• AIM: Exclude all pictures, then copy each of the records exactly as written.

• DATASET ENTRIES:

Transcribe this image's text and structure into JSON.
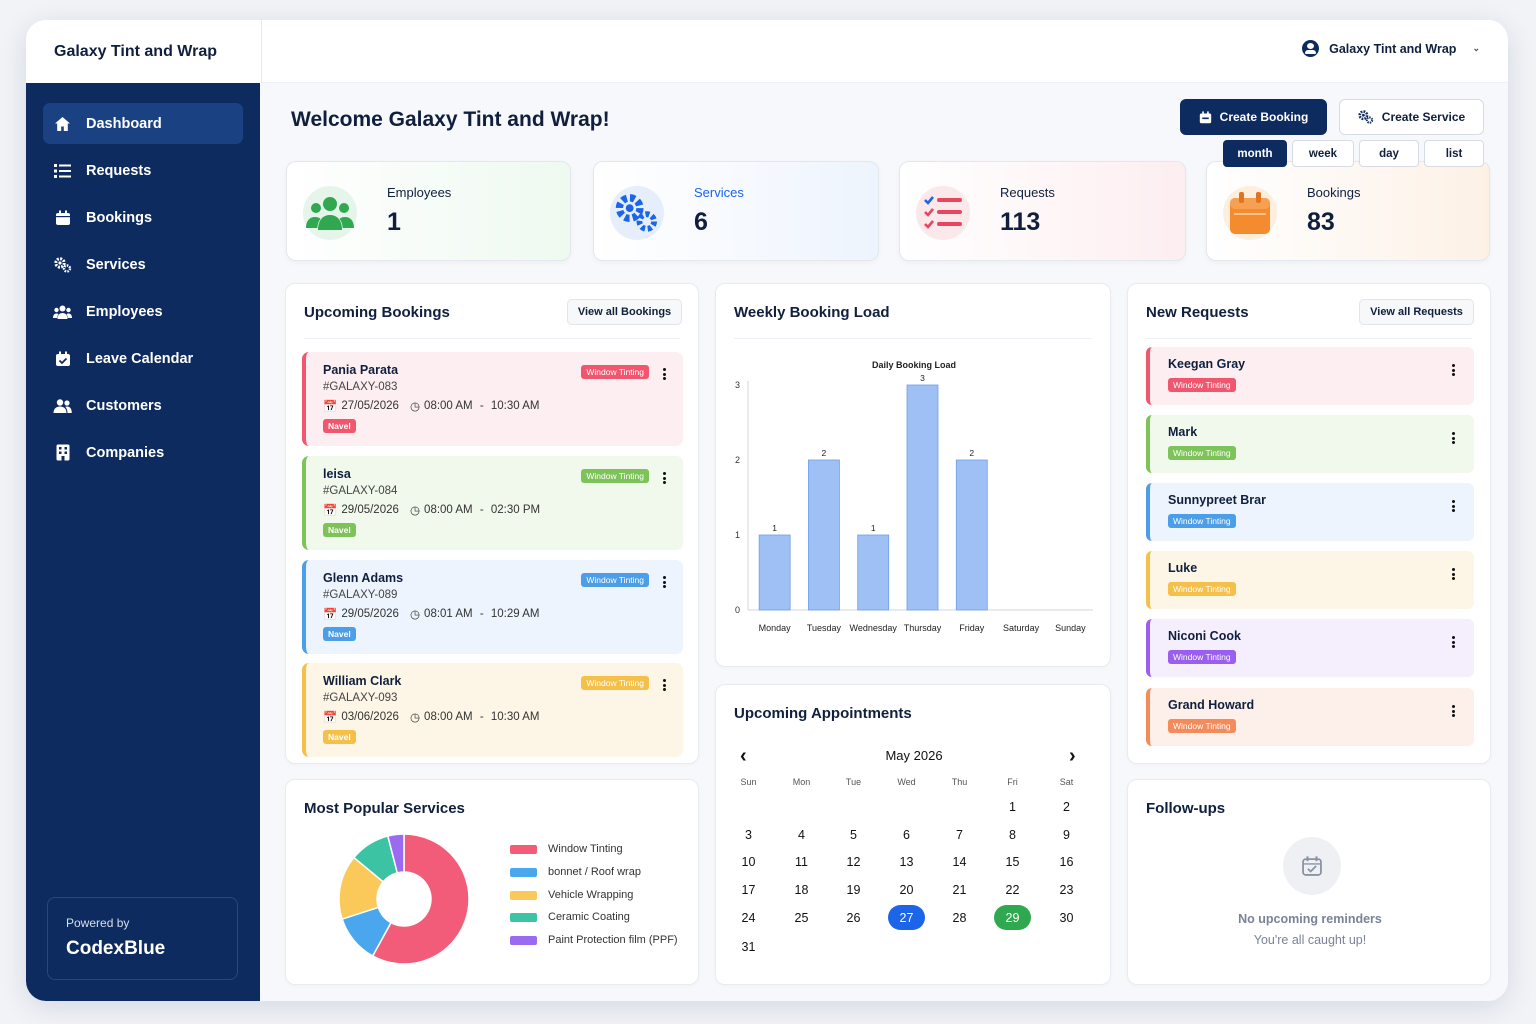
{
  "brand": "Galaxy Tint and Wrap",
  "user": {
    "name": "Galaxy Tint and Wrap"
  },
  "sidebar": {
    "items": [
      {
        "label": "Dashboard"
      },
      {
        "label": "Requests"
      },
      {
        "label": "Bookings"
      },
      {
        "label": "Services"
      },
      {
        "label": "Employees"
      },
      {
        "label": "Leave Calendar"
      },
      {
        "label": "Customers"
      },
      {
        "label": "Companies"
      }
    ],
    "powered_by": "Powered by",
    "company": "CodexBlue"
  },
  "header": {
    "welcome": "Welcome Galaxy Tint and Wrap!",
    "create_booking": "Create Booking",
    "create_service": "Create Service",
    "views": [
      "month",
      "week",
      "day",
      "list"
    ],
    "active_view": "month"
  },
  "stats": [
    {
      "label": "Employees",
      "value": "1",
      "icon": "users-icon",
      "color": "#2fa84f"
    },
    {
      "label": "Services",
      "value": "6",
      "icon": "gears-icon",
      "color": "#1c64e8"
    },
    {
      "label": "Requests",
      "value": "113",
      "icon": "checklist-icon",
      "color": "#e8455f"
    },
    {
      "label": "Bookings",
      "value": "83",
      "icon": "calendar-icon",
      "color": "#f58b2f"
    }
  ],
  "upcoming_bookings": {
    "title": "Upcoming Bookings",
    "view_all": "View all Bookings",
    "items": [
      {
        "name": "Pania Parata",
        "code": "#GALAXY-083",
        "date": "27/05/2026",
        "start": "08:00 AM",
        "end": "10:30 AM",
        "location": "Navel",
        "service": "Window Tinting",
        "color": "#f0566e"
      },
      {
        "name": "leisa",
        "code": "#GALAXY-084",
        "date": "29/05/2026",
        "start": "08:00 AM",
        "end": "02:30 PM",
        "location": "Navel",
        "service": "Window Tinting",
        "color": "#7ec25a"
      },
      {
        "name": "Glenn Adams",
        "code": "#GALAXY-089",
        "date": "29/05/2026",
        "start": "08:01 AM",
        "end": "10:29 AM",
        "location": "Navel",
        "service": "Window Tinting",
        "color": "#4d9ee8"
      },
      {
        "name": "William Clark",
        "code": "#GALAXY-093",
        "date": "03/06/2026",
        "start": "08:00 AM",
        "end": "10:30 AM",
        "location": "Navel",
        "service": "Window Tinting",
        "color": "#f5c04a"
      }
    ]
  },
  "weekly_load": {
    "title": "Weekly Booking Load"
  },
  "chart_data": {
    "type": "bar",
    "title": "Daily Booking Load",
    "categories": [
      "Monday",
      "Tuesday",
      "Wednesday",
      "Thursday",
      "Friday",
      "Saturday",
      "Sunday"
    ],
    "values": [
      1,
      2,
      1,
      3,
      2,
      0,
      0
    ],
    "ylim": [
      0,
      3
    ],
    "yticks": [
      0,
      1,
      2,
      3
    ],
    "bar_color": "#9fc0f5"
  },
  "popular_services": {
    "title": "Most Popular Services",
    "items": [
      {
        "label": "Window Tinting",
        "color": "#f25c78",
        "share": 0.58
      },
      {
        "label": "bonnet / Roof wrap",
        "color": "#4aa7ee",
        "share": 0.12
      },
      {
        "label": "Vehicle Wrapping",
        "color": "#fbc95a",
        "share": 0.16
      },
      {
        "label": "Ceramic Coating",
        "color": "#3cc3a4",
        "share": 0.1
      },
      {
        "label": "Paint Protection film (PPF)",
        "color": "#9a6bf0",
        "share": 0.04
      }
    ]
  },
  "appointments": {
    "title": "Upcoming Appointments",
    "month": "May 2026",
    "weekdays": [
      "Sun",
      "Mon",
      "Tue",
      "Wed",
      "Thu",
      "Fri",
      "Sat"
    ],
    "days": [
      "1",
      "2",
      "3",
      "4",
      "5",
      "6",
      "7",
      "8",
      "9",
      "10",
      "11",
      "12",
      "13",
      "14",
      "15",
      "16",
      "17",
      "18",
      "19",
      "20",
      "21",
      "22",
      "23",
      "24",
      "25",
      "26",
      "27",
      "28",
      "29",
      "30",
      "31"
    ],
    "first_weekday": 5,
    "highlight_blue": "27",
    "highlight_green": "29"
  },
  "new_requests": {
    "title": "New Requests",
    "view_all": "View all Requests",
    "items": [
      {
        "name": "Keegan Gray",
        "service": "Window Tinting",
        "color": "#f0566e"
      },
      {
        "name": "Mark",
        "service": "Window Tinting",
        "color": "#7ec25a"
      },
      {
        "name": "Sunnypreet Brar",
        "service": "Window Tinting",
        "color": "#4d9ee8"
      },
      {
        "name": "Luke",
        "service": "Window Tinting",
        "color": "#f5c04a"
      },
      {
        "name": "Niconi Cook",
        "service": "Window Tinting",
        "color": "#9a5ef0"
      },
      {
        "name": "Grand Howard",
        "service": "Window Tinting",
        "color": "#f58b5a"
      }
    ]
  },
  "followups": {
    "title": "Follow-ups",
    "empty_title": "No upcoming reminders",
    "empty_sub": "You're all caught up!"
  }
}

• SOLUTION FOR THIS TASK:
Transcribe this image's text and structure into JSON.
{
  "brand": "Galaxy Tint and Wrap",
  "user": {
    "name": "Galaxy Tint and Wrap"
  },
  "sidebar": {
    "items": [
      {
        "label": "Dashboard"
      },
      {
        "label": "Requests"
      },
      {
        "label": "Bookings"
      },
      {
        "label": "Services"
      },
      {
        "label": "Employees"
      },
      {
        "label": "Leave Calendar"
      },
      {
        "label": "Customers"
      },
      {
        "label": "Companies"
      }
    ],
    "powered_by": "Powered by",
    "company": "CodexBlue"
  },
  "header": {
    "welcome": "Welcome Galaxy Tint and Wrap!",
    "create_booking": "Create Booking",
    "create_service": "Create Service",
    "views": [
      "month",
      "week",
      "day",
      "list"
    ],
    "active_view": "month"
  },
  "stats": [
    {
      "label": "Employees",
      "value": "1",
      "icon": "users-icon",
      "color": "#2fa84f"
    },
    {
      "label": "Services",
      "value": "6",
      "icon": "gears-icon",
      "color": "#1c64e8"
    },
    {
      "label": "Requests",
      "value": "113",
      "icon": "checklist-icon",
      "color": "#e8455f"
    },
    {
      "label": "Bookings",
      "value": "83",
      "icon": "calendar-icon",
      "color": "#f58b2f"
    }
  ],
  "upcoming_bookings": {
    "title": "Upcoming Bookings",
    "view_all": "View all Bookings",
    "items": [
      {
        "name": "Pania Parata",
        "code": "#GALAXY-083",
        "date": "27/05/2026",
        "start": "08:00 AM",
        "end": "10:30 AM",
        "location": "Navel",
        "service": "Window Tinting",
        "color": "#f0566e"
      },
      {
        "name": "leisa",
        "code": "#GALAXY-084",
        "date": "29/05/2026",
        "start": "08:00 AM",
        "end": "02:30 PM",
        "location": "Navel",
        "service": "Window Tinting",
        "color": "#7ec25a"
      },
      {
        "name": "Glenn Adams",
        "code": "#GALAXY-089",
        "date": "29/05/2026",
        "start": "08:01 AM",
        "end": "10:29 AM",
        "location": "Navel",
        "service": "Window Tinting",
        "color": "#4d9ee8"
      },
      {
        "name": "William Clark",
        "code": "#GALAXY-093",
        "date": "03/06/2026",
        "start": "08:00 AM",
        "end": "10:30 AM",
        "location": "Navel",
        "service": "Window Tinting",
        "color": "#f5c04a"
      }
    ]
  },
  "weekly_load": {
    "title": "Weekly Booking Load"
  },
  "chart_data": {
    "type": "bar",
    "title": "Daily Booking Load",
    "categories": [
      "Monday",
      "Tuesday",
      "Wednesday",
      "Thursday",
      "Friday",
      "Saturday",
      "Sunday"
    ],
    "values": [
      1,
      2,
      1,
      3,
      2,
      0,
      0
    ],
    "ylim": [
      0,
      3
    ],
    "yticks": [
      0,
      1,
      2,
      3
    ],
    "bar_color": "#9fc0f5"
  },
  "popular_services": {
    "title": "Most Popular Services",
    "items": [
      {
        "label": "Window Tinting",
        "color": "#f25c78",
        "share": 0.58
      },
      {
        "label": "bonnet / Roof wrap",
        "color": "#4aa7ee",
        "share": 0.12
      },
      {
        "label": "Vehicle Wrapping",
        "color": "#fbc95a",
        "share": 0.16
      },
      {
        "label": "Ceramic Coating",
        "color": "#3cc3a4",
        "share": 0.1
      },
      {
        "label": "Paint Protection film (PPF)",
        "color": "#9a6bf0",
        "share": 0.04
      }
    ]
  },
  "appointments": {
    "title": "Upcoming Appointments",
    "month": "May 2026",
    "weekdays": [
      "Sun",
      "Mon",
      "Tue",
      "Wed",
      "Thu",
      "Fri",
      "Sat"
    ],
    "days": [
      "1",
      "2",
      "3",
      "4",
      "5",
      "6",
      "7",
      "8",
      "9",
      "10",
      "11",
      "12",
      "13",
      "14",
      "15",
      "16",
      "17",
      "18",
      "19",
      "20",
      "21",
      "22",
      "23",
      "24",
      "25",
      "26",
      "27",
      "28",
      "29",
      "30",
      "31"
    ],
    "first_weekday": 5,
    "highlight_blue": "27",
    "highlight_green": "29"
  },
  "new_requests": {
    "title": "New Requests",
    "view_all": "View all Requests",
    "items": [
      {
        "name": "Keegan Gray",
        "service": "Window Tinting",
        "color": "#f0566e"
      },
      {
        "name": "Mark",
        "service": "Window Tinting",
        "color": "#7ec25a"
      },
      {
        "name": "Sunnypreet Brar",
        "service": "Window Tinting",
        "color": "#4d9ee8"
      },
      {
        "name": "Luke",
        "service": "Window Tinting",
        "color": "#f5c04a"
      },
      {
        "name": "Niconi Cook",
        "service": "Window Tinting",
        "color": "#9a5ef0"
      },
      {
        "name": "Grand Howard",
        "service": "Window Tinting",
        "color": "#f58b5a"
      }
    ]
  },
  "followups": {
    "title": "Follow-ups",
    "empty_title": "No upcoming reminders",
    "empty_sub": "You're all caught up!"
  }
}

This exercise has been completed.